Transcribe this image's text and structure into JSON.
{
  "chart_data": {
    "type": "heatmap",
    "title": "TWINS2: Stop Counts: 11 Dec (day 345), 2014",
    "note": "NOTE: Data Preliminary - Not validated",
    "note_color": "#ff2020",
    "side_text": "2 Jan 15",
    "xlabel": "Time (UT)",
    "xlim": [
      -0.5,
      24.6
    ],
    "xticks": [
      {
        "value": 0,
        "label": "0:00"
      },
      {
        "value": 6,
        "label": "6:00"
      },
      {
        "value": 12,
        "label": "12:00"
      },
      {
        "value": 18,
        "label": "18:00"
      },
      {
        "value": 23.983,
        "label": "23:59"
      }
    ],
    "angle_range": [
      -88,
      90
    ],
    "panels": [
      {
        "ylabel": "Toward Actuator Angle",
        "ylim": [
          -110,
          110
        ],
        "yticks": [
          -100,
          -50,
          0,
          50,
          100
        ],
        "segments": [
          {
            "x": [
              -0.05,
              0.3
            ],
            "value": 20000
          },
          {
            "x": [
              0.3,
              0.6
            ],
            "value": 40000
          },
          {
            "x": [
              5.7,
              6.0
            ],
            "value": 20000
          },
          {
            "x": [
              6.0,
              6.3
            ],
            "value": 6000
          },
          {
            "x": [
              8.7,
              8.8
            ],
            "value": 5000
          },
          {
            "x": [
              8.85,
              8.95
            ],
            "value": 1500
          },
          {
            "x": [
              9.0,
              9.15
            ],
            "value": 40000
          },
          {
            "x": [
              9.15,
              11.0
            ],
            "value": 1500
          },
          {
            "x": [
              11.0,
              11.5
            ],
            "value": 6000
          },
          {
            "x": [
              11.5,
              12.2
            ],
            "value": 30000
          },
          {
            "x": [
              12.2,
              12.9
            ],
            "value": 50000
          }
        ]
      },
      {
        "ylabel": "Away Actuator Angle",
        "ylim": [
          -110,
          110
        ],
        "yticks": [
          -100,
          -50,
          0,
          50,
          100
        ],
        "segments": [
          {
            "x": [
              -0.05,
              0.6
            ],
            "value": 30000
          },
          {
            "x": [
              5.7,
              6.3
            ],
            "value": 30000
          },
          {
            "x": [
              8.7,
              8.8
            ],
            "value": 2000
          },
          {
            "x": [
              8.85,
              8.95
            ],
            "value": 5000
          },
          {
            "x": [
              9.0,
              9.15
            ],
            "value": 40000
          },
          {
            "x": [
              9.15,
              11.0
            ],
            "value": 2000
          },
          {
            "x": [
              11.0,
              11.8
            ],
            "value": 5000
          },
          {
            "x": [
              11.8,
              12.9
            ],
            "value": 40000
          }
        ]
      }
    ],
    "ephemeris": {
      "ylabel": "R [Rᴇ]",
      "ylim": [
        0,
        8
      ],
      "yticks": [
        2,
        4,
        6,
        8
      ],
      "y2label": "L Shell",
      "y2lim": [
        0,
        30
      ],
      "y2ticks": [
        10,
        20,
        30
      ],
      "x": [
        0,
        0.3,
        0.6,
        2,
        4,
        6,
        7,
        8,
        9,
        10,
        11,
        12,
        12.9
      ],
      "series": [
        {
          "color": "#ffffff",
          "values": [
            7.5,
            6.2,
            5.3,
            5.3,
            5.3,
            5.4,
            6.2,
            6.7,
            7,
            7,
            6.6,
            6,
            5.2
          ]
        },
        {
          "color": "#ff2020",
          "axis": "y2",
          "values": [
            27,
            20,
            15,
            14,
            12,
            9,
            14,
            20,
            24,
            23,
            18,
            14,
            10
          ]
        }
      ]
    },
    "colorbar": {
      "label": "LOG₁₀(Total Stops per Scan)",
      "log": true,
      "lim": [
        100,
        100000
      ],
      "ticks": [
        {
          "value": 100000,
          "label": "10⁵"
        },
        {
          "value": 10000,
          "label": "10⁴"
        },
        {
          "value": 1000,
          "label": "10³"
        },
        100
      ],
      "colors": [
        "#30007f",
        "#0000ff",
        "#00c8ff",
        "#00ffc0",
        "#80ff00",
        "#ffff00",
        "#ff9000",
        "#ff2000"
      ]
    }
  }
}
• • • • •
# DIRECTION
From the data above, work out how many lines hold "ylabel". Answer with the number alone.

# RESULT OF THE TASK
3